**PROBLEM**
Give every line below again, exactly.
□ □ □ □
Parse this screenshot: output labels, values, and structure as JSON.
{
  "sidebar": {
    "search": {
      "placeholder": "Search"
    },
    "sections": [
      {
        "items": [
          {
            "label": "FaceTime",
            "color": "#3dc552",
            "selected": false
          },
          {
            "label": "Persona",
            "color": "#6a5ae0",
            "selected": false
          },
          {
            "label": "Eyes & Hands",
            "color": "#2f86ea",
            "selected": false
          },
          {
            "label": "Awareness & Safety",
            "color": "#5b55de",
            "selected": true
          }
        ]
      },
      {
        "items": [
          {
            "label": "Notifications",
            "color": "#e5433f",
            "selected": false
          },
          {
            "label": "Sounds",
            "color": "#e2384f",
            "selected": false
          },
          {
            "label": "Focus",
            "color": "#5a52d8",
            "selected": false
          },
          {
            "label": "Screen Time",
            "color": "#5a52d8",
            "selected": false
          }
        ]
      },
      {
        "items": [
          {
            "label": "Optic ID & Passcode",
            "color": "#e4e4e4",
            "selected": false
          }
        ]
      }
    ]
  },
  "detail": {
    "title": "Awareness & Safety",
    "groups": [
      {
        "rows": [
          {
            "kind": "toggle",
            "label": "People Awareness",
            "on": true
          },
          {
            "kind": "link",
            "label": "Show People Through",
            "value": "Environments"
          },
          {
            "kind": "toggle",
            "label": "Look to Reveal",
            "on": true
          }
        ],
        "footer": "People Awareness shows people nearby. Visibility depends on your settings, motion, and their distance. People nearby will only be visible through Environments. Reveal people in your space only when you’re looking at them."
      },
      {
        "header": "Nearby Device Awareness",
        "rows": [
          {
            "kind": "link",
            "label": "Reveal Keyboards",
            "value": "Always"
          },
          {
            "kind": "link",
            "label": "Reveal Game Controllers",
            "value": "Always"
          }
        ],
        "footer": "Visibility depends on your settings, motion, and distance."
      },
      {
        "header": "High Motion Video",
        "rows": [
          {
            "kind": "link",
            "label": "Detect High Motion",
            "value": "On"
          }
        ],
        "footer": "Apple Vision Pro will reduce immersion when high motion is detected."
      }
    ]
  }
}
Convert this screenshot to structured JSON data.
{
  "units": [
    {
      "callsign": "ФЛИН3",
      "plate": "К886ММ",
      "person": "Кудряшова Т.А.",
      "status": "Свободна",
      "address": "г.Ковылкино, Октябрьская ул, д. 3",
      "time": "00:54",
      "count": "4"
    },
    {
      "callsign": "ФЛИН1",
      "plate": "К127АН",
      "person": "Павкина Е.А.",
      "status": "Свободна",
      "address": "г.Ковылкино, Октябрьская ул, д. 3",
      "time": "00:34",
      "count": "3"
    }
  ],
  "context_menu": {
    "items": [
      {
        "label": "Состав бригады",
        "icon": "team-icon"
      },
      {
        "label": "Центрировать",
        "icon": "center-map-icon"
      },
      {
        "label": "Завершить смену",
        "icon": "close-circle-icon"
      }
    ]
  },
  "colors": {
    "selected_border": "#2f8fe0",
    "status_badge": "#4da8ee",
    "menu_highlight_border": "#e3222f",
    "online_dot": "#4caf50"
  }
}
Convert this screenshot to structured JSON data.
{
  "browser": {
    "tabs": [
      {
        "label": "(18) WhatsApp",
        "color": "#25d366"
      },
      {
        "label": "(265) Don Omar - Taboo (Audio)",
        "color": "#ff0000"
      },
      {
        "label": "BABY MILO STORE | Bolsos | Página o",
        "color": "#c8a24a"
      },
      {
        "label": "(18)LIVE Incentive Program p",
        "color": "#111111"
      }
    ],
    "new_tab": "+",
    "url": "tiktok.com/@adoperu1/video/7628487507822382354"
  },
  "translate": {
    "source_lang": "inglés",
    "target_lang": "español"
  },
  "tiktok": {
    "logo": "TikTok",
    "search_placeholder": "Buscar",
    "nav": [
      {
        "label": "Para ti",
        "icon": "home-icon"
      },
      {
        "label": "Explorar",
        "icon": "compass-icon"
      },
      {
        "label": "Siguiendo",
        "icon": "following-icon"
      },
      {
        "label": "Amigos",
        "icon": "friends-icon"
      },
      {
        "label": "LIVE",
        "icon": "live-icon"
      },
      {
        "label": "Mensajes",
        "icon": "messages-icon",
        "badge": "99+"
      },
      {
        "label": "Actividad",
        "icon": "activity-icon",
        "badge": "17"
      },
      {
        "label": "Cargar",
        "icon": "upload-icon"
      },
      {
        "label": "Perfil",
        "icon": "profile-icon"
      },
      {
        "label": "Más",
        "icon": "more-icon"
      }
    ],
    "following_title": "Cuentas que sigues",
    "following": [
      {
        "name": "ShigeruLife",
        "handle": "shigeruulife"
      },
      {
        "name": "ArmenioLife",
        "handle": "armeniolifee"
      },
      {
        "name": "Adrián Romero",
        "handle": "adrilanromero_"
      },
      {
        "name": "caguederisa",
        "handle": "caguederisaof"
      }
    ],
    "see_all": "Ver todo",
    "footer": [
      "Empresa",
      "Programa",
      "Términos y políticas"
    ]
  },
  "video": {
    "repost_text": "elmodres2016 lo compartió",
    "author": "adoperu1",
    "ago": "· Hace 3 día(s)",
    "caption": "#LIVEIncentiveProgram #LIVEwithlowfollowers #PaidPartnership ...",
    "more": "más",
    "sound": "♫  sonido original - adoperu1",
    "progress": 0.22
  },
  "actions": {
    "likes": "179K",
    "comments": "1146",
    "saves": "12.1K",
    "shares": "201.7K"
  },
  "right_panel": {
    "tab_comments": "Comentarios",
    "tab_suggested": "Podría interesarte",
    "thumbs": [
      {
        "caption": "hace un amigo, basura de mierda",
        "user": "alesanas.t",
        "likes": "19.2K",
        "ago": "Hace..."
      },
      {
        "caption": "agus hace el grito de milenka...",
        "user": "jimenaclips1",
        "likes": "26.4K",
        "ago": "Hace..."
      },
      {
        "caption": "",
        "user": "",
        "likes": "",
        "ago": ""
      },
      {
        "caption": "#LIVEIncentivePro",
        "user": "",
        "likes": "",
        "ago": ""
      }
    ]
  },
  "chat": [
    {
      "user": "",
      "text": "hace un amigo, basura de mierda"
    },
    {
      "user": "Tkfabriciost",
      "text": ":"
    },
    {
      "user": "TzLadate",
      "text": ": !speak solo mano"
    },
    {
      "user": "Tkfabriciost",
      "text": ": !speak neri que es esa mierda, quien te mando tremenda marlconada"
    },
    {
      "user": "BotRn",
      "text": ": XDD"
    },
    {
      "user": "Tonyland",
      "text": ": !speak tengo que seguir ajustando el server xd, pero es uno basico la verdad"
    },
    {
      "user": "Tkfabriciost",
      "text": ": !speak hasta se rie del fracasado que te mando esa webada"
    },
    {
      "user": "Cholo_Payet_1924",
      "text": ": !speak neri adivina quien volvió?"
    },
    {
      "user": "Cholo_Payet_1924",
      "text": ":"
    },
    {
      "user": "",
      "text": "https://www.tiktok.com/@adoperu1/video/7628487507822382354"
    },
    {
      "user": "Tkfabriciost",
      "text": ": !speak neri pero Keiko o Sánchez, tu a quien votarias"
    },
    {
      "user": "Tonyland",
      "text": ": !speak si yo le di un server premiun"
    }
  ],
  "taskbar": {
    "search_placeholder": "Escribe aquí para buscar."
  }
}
□ □ □ □
**EXPECTED ANSWER**
Parse this screenshot: output labels, values, and structure as JSON.
{
  "sidebar": {
    "search": {
      "placeholder": "Search"
    },
    "sections": [
      {
        "items": [
          {
            "label": "FaceTime",
            "color": "#3dc552",
            "selected": false
          },
          {
            "label": "Persona",
            "color": "#6a5ae0",
            "selected": false
          },
          {
            "label": "Eyes & Hands",
            "color": "#2f86ea",
            "selected": false
          },
          {
            "label": "Awareness & Safety",
            "color": "#5b55de",
            "selected": true
          }
        ]
      },
      {
        "items": [
          {
            "label": "Notifications",
            "color": "#e5433f",
            "selected": false
          },
          {
            "label": "Sounds",
            "color": "#e2384f",
            "selected": false
          },
          {
            "label": "Focus",
            "color": "#5a52d8",
            "selected": false
          },
          {
            "label": "Screen Time",
            "color": "#5a52d8",
            "selected": false
          }
        ]
      },
      {
        "items": [
          {
            "label": "Optic ID & Passcode",
            "color": "#e4e4e4",
            "selected": false
          }
        ]
      }
    ]
  },
  "detail": {
    "title": "Awareness & Safety",
    "groups": [
      {
        "rows": [
          {
            "kind": "toggle",
            "label": "People Awareness",
            "on": true
          },
          {
            "kind": "link",
            "label": "Show People Through",
            "value": "Environments"
          },
          {
            "kind": "toggle",
            "label": "Look to Reveal",
            "on": true
          }
        ],
        "footer": "People Awareness shows people nearby. Visibility depends on your settings, motion, and their distance. People nearby will only be visible through Environments. Reveal people in your space only when you’re looking at them."
      },
      {
        "header": "Nearby Device Awareness",
        "rows": [
          {
            "kind": "link",
            "label": "Reveal Keyboards",
            "value": "Always"
          },
          {
            "kind": "link",
            "label": "Reveal Game Controllers",
            "value": "Always"
          }
        ],
        "footer": "Visibility depends on your settings, motion, and distance."
      },
      {
        "header": "High Motion Video",
        "rows": [
          {
            "kind": "link",
            "label": "Detect High Motion",
            "value": "On"
          }
        ],
        "footer": "Apple Vision Pro will reduce immersion when high motion is detected."
      }
    ]
  }
}
Convert this screenshot to structured JSON data.
{
  "units": [
    {
      "callsign": "ФЛИН3",
      "plate": "К886ММ",
      "person": "Кудряшова Т.А.",
      "status": "Свободна",
      "address": "г.Ковылкино, Октябрьская ул, д. 3",
      "time": "00:54",
      "count": "4"
    },
    {
      "callsign": "ФЛИН1",
      "plate": "К127АН",
      "person": "Павкина Е.А.",
      "status": "Свободна",
      "address": "г.Ковылкино, Октябрьская ул, д. 3",
      "time": "00:34",
      "count": "3"
    }
  ],
  "context_menu": {
    "items": [
      {
        "label": "Состав бригады",
        "icon": "team-icon"
      },
      {
        "label": "Центрировать",
        "icon": "center-map-icon"
      },
      {
        "label": "Завершить смену",
        "icon": "close-circle-icon"
      }
    ]
  },
  "colors": {
    "selected_border": "#2f8fe0",
    "status_badge": "#4da8ee",
    "menu_highlight_border": "#e3222f",
    "online_dot": "#4caf50"
  }
}
Convert this screenshot to structured JSON data.
{
  "browser": {
    "tabs": [
      {
        "label": "(18) WhatsApp",
        "color": "#25d366"
      },
      {
        "label": "(265) Don Omar - Taboo (Audio)",
        "color": "#ff0000"
      },
      {
        "label": "BABY MILO STORE | Bolsos | Página o",
        "color": "#c8a24a"
      },
      {
        "label": "(18)LIVE Incentive Program p",
        "color": "#111111"
      }
    ],
    "new_tab": "+",
    "url": "tiktok.com/@adoperu1/video/7628487507822382354"
  },
  "translate": {
    "source_lang": "inglés",
    "target_lang": "español"
  },
  "tiktok": {
    "logo": "TikTok",
    "search_placeholder": "Buscar",
    "nav": [
      {
        "label": "Para ti",
        "icon": "home-icon"
      },
      {
        "label": "Explorar",
        "icon": "compass-icon"
      },
      {
        "label": "Siguiendo",
        "icon": "following-icon"
      },
      {
        "label": "Amigos",
        "icon": "friends-icon"
      },
      {
        "label": "LIVE",
        "icon": "live-icon"
      },
      {
        "label": "Mensajes",
        "icon": "messages-icon",
        "badge": "99+"
      },
      {
        "label": "Actividad",
        "icon": "activity-icon",
        "badge": "17"
      },
      {
        "label": "Cargar",
        "icon": "upload-icon"
      },
      {
        "label": "Perfil",
        "icon": "profile-icon"
      },
      {
        "label": "Más",
        "icon": "more-icon"
      }
    ],
    "following_title": "Cuentas que sigues",
    "following": [
      {
        "name": "ShigeruLife",
        "handle": "shigeruulife"
      },
      {
        "name": "ArmenioLife",
        "handle": "armeniolifee"
      },
      {
        "name": "Adrián Romero",
        "handle": "adrilanromero_"
      },
      {
        "name": "caguederisa",
        "handle": "caguederisaof"
      }
    ],
    "see_all": "Ver todo",
    "footer": [
      "Empresa",
      "Programa",
      "Términos y políticas"
    ]
  },
  "video": {
    "repost_text": "elmodres2016 lo compartió",
    "author": "adoperu1",
    "ago": "· Hace 3 día(s)",
    "caption": "#LIVEIncentiveProgram #LIVEwithlowfollowers #PaidPartnership ...",
    "more": "más",
    "sound": "♫  sonido original - adoperu1",
    "progress": 0.22
  },
  "actions": {
    "likes": "179K",
    "comments": "1146",
    "saves": "12.1K",
    "shares": "201.7K"
  },
  "right_panel": {
    "tab_comments": "Comentarios",
    "tab_suggested": "Podría interesarte",
    "thumbs": [
      {
        "caption": "hace un amigo, basura de mierda",
        "user": "alesanas.t",
        "likes": "19.2K",
        "ago": "Hace..."
      },
      {
        "caption": "agus hace el grito de milenka...",
        "user": "jimenaclips1",
        "likes": "26.4K",
        "ago": "Hace..."
      },
      {
        "caption": "",
        "user": "",
        "likes": "",
        "ago": ""
      },
      {
        "caption": "#LIVEIncentivePro",
        "user": "",
        "likes": "",
        "ago": ""
      }
    ]
  },
  "chat": [
    {
      "user": "",
      "text": "hace un amigo, basura de mierda"
    },
    {
      "user": "Tkfabriciost",
      "text": ":"
    },
    {
      "user": "TzLadate",
      "text": ": !speak solo mano"
    },
    {
      "user": "Tkfabriciost",
      "text": ": !speak neri que es esa mierda, quien te mando tremenda marlconada"
    },
    {
      "user": "BotRn",
      "text": ": XDD"
    },
    {
      "user": "Tonyland",
      "text": ": !speak tengo que seguir ajustando el server xd, pero es uno basico la verdad"
    },
    {
      "user": "Tkfabriciost",
      "text": ": !speak hasta se rie del fracasado que te mando esa webada"
    },
    {
      "user": "Cholo_Payet_1924",
      "text": ": !speak neri adivina quien volvió?"
    },
    {
      "user": "Cholo_Payet_1924",
      "text": ":"
    },
    {
      "user": "",
      "text": "https://www.tiktok.com/@adoperu1/video/7628487507822382354"
    },
    {
      "user": "Tkfabriciost",
      "text": ": !speak neri pero Keiko o Sánchez, tu a quien votarias"
    },
    {
      "user": "Tonyland",
      "text": ": !speak si yo le di un server premiun"
    }
  ],
  "taskbar": {
    "search_placeholder": "Escribe aquí para buscar."
  }
}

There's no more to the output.